**Task instructions:** Find how many lines in the data below mention "down". Give the number only.

**Raw records:**
────────────────────

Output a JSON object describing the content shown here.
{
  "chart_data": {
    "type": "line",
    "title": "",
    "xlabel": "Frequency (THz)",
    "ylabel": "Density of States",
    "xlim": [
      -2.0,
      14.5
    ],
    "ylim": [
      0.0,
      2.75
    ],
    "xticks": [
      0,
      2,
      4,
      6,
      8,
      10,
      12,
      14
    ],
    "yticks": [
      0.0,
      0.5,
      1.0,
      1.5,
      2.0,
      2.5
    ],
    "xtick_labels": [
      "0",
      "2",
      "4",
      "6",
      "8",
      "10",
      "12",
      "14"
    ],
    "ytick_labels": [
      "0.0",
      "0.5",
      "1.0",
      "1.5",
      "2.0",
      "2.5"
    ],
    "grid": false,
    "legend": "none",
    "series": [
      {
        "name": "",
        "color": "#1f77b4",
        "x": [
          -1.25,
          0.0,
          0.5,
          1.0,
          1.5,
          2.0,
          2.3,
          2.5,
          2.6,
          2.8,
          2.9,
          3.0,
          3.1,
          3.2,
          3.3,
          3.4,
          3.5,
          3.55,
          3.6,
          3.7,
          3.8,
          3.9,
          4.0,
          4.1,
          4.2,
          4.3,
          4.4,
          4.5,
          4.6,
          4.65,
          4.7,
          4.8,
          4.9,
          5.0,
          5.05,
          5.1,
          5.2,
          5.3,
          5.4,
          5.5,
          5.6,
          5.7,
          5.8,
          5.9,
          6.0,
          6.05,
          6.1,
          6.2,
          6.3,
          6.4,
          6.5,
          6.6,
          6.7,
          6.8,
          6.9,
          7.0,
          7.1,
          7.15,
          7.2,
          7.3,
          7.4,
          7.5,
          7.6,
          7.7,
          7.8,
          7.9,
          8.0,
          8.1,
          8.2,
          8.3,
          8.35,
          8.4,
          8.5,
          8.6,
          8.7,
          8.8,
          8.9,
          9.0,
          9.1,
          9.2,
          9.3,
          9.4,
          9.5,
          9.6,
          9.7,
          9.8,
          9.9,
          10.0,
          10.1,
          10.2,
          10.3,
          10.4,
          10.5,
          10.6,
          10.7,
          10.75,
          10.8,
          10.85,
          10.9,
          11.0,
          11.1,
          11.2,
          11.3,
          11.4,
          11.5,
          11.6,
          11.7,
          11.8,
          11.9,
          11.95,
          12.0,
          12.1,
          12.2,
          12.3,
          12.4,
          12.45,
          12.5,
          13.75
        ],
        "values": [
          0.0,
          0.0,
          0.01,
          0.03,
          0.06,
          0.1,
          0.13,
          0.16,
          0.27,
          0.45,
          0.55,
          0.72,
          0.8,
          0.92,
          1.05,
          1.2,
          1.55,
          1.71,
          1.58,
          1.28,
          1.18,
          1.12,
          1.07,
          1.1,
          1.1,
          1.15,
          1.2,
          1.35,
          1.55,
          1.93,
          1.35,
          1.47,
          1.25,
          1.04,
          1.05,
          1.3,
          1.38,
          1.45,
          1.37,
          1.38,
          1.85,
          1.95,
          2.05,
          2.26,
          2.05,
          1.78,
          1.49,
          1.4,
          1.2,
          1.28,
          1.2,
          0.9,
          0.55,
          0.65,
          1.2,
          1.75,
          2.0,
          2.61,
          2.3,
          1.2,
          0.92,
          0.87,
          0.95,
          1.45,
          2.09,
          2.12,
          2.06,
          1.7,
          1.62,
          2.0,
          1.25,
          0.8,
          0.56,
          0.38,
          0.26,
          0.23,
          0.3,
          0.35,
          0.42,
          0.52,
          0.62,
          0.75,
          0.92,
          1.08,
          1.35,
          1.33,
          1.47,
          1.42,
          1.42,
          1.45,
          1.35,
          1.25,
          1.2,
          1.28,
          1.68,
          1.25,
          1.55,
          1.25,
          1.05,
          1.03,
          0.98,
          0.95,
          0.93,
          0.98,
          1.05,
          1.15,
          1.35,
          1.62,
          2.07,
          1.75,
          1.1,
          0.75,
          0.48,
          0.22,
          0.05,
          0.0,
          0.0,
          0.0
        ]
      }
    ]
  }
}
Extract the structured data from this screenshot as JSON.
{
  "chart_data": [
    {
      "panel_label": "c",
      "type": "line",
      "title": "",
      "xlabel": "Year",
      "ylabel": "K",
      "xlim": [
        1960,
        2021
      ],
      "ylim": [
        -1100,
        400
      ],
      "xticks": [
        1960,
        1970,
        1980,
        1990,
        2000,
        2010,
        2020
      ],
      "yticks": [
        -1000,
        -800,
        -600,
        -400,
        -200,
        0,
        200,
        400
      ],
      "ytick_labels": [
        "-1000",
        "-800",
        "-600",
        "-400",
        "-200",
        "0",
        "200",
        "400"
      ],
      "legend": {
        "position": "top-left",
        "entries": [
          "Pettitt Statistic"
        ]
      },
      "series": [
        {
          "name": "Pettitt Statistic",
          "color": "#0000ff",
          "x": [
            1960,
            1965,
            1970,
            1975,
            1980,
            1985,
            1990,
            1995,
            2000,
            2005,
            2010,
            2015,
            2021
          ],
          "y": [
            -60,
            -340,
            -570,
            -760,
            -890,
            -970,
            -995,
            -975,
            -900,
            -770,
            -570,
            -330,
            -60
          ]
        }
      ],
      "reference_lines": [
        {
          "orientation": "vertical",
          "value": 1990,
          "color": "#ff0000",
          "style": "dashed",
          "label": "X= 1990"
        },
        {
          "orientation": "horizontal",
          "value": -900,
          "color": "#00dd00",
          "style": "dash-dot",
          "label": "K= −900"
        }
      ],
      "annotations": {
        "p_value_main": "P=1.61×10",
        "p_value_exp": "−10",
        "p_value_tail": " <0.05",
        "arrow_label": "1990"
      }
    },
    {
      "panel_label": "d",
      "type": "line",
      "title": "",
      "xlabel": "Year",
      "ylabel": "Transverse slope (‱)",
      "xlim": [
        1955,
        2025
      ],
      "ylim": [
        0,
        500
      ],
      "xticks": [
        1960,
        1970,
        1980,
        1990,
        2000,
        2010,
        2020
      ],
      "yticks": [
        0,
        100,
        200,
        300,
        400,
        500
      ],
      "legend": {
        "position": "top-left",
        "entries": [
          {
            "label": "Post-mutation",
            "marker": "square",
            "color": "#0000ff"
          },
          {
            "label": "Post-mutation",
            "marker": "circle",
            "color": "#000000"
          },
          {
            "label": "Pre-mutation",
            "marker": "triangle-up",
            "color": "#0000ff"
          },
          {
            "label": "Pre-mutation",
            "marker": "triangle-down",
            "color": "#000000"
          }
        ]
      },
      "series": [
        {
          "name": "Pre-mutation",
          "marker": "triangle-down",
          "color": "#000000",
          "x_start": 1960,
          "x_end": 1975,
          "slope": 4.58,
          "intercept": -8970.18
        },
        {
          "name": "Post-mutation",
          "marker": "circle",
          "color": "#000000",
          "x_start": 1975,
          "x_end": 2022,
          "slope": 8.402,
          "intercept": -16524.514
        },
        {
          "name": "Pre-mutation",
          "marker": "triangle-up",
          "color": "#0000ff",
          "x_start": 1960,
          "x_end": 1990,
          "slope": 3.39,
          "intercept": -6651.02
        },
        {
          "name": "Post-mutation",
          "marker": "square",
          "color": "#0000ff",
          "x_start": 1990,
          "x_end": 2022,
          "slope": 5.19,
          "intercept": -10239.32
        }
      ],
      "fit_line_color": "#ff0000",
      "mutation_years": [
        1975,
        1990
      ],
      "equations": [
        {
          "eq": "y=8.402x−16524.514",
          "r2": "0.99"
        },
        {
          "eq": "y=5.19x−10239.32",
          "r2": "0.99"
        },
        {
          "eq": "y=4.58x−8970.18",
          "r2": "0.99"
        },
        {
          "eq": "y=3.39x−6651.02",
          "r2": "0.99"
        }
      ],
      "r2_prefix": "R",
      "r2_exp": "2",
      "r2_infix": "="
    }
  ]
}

────────────────────

**Task answer:** 2